_WORK INSTRUCTIONS_:
• a. Answer these questions from the Open MPI mailing list thread.
(i) What verbosity level was set in bt.dat?
(ii) What type of 64-bit machines were used in testing?
(iii) Which tests produced bad data transmission?
• b. Carry on the Open MPI mailing list thread from its last line.

_SOURCE EXCERPT_:
━━━
Open MPI logo

Open MPI User's Mailing List Archives

  |   Home   |   Support   |   FAQ   |   all Open MPI User's mailing list

From: George Bosilca (bosilca_at_[hidden])
Date: 2006-10-04 16:41:47


OK, that was my 5 minutes hall of shame. Setting the verbosity level
in bt.dat to 6 give me enough information to know exactly the data-
type share. Now, I know how to fix things ...

   george.

On Oct 4, 2006, at 4:35 PM, George Bosilca wrote:

> I'm working on this bug. As far as I see the patch from the bug 365
> do not help us here. However, on my 64 bits machines (not Opteron but
> G5) I don't get the segfault. Anyway, I get the bad data transmission
> for test #1 and #51. So far my main problem is that I cannot
> reproduce these errors with any other data-type tests [and believe me
> we have a bunch of them]. The only one who fails is the BLACS. I
> wonder what the data-type looks like for the failing tests. Someone
> here knows how to extract the BLACS data-type (for test #1 and #51) ?
━━━
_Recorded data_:
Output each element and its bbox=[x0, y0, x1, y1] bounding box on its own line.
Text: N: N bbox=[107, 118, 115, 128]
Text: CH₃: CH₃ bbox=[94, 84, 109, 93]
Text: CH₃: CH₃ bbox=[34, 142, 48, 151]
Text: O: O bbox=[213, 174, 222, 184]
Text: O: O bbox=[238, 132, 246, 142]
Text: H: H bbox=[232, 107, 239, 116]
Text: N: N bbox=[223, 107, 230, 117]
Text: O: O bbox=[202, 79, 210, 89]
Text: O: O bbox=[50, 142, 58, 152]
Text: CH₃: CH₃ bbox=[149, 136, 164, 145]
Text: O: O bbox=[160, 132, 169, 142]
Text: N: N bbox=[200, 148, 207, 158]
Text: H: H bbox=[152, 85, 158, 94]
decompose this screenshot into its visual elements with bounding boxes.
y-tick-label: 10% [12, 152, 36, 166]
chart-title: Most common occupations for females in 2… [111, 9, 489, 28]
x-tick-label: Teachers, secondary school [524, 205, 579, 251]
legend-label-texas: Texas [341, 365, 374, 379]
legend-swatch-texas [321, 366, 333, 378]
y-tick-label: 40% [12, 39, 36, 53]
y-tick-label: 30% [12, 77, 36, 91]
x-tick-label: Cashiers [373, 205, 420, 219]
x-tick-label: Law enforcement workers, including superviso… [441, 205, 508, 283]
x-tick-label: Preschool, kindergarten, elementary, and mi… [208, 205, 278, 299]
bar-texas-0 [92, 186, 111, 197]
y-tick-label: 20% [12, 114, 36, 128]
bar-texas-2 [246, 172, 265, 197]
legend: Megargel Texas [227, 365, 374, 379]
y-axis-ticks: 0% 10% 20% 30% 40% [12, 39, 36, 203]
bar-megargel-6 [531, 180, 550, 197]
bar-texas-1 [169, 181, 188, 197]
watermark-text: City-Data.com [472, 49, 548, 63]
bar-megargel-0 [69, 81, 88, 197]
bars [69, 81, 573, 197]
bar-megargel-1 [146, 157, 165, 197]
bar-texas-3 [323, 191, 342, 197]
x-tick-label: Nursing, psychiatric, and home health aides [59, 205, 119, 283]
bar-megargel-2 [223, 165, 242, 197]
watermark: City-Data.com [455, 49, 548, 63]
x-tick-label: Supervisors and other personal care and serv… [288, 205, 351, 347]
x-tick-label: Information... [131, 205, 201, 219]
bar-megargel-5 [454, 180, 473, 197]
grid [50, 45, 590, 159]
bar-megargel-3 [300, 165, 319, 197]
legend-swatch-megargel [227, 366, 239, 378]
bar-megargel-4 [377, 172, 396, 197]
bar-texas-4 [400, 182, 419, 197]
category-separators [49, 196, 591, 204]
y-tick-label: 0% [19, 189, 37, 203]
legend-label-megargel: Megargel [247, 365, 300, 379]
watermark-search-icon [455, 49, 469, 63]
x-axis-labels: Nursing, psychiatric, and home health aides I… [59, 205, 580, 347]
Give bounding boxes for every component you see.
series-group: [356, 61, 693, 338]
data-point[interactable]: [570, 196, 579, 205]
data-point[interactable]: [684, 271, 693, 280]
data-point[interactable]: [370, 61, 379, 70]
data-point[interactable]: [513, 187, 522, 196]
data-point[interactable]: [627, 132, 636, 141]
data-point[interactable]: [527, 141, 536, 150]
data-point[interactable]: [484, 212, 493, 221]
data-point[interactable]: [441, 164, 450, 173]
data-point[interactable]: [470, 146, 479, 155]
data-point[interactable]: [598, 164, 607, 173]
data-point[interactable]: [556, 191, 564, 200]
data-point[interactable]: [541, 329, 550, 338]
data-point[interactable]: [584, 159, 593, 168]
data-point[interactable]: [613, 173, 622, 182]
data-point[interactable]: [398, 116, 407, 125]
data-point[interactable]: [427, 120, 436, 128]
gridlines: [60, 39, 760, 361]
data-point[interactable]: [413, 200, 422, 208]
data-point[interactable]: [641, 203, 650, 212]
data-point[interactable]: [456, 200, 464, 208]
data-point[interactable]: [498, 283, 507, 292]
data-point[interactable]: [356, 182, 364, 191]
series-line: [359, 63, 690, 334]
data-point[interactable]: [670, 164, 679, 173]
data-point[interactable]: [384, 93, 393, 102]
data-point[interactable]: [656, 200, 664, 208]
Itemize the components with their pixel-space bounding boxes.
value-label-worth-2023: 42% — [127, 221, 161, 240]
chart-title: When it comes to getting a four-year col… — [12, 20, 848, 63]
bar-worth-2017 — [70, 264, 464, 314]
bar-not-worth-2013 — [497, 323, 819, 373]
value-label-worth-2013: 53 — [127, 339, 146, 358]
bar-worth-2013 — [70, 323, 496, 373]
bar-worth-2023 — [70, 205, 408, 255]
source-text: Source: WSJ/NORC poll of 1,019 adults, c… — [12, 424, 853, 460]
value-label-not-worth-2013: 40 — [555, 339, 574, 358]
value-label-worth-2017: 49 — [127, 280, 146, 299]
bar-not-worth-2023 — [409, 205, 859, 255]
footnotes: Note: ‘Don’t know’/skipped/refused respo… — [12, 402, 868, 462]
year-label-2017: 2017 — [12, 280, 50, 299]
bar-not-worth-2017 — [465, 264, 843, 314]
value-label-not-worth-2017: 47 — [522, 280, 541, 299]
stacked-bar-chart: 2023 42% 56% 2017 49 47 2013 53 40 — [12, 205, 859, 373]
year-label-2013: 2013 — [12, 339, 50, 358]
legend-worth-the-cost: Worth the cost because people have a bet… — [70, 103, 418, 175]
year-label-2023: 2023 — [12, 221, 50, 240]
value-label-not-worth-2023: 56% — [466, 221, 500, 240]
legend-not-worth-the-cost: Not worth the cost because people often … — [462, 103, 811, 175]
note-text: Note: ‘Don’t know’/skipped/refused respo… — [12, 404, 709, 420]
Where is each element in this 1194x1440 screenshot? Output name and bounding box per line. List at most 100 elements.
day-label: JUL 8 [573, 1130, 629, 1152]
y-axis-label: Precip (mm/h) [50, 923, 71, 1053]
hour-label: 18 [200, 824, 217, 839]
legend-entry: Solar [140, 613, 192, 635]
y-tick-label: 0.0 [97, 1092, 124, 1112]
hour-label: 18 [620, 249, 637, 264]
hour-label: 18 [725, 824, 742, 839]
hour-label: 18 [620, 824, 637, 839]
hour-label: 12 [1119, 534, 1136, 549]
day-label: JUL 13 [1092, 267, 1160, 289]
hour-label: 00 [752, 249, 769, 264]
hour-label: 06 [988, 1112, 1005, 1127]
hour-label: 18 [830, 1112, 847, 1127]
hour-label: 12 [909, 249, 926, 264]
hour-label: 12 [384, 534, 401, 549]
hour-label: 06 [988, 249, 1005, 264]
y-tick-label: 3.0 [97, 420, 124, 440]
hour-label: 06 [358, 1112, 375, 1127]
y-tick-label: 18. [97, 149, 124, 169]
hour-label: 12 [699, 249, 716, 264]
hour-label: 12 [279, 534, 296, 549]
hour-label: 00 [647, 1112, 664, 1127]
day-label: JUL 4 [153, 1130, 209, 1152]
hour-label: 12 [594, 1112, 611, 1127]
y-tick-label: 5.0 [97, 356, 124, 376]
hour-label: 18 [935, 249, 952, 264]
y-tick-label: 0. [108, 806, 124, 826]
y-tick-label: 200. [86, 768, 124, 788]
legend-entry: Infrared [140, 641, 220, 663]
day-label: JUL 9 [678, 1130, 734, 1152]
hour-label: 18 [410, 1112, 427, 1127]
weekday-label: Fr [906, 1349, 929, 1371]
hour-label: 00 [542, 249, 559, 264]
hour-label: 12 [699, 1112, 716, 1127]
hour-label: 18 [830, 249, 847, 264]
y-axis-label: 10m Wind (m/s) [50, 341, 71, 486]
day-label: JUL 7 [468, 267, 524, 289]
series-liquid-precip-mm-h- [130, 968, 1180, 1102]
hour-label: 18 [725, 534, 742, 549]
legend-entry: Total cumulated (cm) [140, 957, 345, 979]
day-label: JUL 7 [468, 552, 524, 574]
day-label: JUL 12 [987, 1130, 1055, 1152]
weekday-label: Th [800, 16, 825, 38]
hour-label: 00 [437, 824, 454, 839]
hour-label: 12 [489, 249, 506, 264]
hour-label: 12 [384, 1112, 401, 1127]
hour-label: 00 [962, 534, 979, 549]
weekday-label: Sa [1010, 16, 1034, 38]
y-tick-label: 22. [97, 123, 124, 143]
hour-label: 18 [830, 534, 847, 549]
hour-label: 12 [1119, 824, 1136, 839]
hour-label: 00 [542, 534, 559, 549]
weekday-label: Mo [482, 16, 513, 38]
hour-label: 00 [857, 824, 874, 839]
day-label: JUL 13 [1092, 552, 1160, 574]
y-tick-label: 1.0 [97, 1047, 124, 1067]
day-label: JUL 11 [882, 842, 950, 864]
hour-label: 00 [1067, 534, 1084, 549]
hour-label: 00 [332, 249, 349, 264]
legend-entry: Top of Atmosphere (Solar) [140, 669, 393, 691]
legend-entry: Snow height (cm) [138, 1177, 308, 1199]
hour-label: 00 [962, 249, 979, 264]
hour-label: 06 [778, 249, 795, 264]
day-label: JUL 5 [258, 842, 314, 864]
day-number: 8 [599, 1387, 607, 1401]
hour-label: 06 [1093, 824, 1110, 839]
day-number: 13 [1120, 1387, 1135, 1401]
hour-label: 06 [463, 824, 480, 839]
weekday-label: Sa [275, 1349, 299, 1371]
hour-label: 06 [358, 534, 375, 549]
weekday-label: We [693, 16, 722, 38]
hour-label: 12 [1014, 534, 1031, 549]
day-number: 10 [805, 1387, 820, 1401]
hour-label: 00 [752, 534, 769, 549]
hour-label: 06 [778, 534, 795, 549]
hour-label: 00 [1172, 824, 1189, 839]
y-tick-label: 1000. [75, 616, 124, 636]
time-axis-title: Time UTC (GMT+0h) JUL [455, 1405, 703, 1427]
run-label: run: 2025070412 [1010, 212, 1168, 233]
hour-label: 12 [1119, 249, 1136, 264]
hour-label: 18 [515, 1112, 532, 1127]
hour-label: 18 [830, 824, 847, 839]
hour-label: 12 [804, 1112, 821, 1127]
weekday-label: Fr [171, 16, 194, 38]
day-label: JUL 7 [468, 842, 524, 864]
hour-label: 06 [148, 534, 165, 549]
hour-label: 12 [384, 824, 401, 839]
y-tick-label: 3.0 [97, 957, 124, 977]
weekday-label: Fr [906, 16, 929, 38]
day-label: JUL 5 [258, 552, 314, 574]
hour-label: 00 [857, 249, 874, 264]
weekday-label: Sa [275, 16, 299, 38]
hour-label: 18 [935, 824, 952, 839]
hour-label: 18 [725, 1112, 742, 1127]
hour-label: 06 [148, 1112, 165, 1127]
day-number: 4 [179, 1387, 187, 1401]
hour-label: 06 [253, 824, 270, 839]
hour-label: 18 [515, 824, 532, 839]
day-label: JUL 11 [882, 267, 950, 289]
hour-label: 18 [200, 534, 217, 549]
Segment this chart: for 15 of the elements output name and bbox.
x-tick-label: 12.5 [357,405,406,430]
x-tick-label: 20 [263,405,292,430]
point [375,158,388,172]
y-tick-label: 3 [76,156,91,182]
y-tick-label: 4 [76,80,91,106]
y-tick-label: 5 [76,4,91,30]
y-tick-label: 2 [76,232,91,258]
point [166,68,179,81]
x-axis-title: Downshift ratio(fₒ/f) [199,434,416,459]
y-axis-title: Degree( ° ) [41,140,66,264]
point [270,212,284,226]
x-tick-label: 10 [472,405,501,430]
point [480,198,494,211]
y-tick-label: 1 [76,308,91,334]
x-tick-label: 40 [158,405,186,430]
━━━
_WRITTEN RESPONSES_:
• a.
(i) 6
(ii) G5
(iii) Test #1 and test #51

• b.
> Or how to force BLACS to print the data-type information for each
> test (M, N and so on) ?
>
> Thanks,
> george.
>
> On Oct 4, 2006, at 4:13 PM, Michael Kluskens wrote:
>
>> On Oct 4, 2006, at 8:22 AM, Harald Forbert wrote:
>>
>>> The TRANSCOMM setting that we are using here and that I think is the
>>> correct one is "-DUseMpi2" since OpenMPI implements the
>>> corresponding
>>> mpi2 calls. You need a recent version of BLACS for this setting
>>> to be available (1.1 with patch 3 should be fine). Together with the
>>> patch to openmpi1.1.1 from ticket 356 we are passing the blacs
>>> tester
>>> for 4 processors. I didn't have to time to test with other numbers
>>> though.
>>
>> Unfortunately this did not solve the problems I'm seeing, could be
>> that my system is 64 bits (another person seeing problems on an
>> Opteron system).
>>
>> New tests of BLACS 1.1p3 vs. OpenMPI (1.1.1, 1.1.2rc1, 1.3a1r11962)
>> with Intel ifort 9.0.32 and g95 (Sep 27 2006).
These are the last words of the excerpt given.